TASK BRIEF | Search the entries for the word "cortisona" and return every line where it is found.

☆ ☆ ☆ ☆

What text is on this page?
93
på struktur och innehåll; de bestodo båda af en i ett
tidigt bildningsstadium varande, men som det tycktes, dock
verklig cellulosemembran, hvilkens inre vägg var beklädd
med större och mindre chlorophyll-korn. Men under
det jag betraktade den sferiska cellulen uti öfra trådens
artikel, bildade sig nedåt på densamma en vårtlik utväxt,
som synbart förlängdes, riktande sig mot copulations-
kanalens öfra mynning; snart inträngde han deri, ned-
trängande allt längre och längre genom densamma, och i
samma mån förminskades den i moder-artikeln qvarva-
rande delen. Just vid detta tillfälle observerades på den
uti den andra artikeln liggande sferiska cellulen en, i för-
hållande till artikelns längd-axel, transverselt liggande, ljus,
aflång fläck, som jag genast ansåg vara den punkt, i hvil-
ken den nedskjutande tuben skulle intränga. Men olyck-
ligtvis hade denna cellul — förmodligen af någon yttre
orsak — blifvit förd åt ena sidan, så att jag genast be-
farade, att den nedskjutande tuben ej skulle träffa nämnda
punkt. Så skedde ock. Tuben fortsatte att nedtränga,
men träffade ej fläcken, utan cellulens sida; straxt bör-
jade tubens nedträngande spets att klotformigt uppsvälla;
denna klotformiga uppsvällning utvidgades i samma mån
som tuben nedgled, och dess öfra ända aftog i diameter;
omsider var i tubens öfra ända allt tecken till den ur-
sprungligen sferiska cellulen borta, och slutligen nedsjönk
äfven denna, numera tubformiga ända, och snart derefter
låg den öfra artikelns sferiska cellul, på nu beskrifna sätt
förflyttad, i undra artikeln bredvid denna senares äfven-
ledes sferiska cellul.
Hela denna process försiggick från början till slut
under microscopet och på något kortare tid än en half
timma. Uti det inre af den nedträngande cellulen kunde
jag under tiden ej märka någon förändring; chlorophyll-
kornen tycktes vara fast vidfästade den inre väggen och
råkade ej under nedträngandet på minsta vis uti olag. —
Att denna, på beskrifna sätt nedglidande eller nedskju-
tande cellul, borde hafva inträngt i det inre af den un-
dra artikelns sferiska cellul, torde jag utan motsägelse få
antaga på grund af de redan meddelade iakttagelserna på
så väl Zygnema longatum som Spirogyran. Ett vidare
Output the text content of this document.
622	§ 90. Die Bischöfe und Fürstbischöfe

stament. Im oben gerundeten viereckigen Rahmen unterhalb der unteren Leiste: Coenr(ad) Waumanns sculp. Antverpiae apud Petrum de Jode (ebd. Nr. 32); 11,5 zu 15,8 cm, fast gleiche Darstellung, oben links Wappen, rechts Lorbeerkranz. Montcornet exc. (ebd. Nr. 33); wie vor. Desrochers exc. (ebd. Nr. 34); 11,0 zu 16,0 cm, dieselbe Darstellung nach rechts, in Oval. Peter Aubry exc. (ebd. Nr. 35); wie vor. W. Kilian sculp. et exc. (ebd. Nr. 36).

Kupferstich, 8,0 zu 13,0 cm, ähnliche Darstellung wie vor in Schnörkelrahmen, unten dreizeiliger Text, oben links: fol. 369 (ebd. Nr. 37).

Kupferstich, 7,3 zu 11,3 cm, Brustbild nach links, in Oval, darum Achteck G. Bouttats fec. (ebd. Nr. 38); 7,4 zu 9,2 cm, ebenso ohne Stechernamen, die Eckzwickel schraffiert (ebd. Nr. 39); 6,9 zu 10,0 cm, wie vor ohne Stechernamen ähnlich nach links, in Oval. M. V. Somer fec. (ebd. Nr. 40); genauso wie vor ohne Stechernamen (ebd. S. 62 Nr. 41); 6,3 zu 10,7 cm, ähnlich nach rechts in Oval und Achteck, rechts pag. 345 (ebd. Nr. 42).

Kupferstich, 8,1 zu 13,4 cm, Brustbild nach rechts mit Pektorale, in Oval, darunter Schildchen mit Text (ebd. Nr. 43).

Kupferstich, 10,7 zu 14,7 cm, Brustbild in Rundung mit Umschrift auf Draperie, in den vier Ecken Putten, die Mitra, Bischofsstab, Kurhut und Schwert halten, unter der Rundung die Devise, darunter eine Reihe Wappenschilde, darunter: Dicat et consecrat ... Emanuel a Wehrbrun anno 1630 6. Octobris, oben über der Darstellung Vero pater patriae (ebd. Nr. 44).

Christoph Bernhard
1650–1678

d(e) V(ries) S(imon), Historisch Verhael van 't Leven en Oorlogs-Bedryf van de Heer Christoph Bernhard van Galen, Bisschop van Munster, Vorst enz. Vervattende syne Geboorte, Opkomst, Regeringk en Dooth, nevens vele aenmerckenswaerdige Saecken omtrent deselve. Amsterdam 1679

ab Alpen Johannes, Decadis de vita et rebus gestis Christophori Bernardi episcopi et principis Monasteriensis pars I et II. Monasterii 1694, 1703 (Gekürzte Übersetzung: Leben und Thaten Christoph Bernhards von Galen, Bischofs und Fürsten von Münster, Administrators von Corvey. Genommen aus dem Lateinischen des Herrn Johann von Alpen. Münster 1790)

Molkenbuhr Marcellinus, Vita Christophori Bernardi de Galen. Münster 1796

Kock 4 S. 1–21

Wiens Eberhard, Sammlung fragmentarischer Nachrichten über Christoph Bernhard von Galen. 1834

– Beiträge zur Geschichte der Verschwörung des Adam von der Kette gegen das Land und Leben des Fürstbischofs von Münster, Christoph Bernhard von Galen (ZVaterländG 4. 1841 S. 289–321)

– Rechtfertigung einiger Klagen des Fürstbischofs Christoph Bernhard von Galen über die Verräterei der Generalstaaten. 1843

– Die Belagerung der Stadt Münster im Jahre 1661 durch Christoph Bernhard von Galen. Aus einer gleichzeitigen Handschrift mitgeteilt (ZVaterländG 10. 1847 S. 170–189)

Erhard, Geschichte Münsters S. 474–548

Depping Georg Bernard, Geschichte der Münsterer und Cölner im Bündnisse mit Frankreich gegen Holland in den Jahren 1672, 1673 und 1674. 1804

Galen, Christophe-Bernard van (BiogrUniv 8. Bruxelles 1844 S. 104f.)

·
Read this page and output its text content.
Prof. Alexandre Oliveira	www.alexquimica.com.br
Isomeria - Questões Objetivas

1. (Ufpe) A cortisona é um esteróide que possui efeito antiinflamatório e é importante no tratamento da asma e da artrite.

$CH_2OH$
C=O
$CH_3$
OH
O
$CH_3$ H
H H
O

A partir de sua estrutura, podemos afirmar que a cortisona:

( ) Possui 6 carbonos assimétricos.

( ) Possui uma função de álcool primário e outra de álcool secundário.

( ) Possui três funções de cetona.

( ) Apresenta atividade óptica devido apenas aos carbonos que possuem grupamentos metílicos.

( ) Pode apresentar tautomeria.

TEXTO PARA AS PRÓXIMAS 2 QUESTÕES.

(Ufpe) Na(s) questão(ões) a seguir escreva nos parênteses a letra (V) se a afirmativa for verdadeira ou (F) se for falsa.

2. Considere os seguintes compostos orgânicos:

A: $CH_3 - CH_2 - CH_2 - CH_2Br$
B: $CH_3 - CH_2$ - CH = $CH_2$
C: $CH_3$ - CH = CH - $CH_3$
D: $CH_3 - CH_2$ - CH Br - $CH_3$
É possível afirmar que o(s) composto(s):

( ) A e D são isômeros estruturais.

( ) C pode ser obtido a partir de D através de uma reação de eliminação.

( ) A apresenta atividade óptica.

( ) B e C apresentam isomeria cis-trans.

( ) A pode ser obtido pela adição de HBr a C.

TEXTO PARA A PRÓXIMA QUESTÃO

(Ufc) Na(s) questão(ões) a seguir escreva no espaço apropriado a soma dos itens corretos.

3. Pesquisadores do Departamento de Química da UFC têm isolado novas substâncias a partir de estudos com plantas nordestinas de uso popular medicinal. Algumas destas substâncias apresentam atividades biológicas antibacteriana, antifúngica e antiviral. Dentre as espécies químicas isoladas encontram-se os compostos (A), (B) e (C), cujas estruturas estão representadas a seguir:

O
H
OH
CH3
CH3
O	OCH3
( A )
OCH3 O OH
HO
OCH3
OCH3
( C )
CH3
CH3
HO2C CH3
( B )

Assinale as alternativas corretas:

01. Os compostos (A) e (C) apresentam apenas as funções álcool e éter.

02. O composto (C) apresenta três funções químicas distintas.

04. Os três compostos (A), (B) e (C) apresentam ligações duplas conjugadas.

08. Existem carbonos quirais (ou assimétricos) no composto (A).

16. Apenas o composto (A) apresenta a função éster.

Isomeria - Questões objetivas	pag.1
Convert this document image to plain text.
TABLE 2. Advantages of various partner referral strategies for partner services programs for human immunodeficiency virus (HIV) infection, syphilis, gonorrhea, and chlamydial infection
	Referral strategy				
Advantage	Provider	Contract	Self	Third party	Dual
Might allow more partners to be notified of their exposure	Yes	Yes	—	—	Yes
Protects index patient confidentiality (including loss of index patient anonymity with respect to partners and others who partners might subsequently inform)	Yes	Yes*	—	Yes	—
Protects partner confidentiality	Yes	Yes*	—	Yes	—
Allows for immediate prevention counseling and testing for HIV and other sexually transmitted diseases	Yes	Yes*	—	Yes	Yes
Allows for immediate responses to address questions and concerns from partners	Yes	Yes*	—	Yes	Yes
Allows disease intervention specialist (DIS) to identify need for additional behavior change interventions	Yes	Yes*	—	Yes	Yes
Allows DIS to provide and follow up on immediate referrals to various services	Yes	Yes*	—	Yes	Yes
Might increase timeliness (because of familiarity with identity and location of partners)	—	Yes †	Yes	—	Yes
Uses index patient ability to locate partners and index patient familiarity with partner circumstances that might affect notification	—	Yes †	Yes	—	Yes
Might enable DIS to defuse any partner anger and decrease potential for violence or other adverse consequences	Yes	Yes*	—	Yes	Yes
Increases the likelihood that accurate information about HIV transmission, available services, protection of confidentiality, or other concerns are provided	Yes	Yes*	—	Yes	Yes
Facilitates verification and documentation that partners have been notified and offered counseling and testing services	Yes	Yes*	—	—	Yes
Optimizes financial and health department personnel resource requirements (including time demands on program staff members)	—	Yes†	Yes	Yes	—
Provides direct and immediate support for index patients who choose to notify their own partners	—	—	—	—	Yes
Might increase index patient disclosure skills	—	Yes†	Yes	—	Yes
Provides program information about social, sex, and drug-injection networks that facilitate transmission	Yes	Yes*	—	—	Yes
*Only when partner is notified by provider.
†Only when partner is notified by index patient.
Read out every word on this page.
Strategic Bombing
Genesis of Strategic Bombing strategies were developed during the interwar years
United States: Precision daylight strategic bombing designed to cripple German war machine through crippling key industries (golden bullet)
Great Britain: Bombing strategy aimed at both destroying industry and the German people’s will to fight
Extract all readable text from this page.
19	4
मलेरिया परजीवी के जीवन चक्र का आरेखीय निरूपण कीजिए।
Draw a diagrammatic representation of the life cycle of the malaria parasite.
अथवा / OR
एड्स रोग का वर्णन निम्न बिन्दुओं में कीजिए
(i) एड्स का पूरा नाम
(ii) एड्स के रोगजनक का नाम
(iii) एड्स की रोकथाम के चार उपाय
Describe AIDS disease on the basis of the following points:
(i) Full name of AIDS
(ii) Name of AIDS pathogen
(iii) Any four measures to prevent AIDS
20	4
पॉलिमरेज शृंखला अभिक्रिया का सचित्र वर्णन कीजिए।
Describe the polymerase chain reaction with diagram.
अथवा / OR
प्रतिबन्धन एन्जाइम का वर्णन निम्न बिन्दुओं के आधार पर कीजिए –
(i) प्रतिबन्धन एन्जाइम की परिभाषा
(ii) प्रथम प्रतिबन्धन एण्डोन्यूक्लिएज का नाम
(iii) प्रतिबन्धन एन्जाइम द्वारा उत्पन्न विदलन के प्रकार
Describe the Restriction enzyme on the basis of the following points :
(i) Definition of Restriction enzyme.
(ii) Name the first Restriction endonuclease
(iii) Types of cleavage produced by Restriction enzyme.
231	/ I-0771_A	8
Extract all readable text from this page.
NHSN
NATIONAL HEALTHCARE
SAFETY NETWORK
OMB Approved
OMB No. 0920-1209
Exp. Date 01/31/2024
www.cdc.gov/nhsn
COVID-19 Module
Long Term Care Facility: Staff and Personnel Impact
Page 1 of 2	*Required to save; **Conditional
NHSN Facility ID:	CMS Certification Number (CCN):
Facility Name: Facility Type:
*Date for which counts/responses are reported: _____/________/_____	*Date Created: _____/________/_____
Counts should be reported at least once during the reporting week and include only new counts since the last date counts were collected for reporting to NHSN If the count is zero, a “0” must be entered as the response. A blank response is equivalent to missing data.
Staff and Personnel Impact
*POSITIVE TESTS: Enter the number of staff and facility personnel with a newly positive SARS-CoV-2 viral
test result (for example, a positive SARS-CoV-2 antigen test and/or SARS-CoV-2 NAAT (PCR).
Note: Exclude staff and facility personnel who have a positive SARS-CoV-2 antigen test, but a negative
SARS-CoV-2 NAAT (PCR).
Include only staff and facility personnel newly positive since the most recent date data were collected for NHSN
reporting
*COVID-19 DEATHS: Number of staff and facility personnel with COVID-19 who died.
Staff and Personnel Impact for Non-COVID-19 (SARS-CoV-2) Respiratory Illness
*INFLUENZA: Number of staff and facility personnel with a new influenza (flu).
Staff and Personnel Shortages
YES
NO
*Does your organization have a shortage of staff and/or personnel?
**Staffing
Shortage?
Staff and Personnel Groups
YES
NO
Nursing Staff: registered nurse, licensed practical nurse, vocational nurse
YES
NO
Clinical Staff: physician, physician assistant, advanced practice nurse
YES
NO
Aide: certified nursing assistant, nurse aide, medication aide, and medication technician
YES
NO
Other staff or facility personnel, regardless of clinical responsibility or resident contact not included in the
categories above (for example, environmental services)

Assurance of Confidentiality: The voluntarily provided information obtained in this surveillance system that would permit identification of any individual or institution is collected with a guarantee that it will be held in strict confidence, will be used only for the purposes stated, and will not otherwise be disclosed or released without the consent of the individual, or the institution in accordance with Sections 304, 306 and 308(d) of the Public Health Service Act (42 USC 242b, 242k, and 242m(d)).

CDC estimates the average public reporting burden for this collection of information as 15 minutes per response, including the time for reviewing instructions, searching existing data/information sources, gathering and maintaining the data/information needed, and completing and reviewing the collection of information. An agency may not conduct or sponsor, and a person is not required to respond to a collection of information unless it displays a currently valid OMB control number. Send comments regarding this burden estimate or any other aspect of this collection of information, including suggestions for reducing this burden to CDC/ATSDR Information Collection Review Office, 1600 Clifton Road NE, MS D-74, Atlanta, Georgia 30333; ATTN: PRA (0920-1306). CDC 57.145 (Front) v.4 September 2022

☆ ☆ ☆ ☆

OUTPUT |
1. (Ufpe) A cortisona é um esteróide que possui efeito antiinflamatório e é importante no tratamento da asma e da artrite.
A partir de sua estrutura, podemos afirmar que a cortisona:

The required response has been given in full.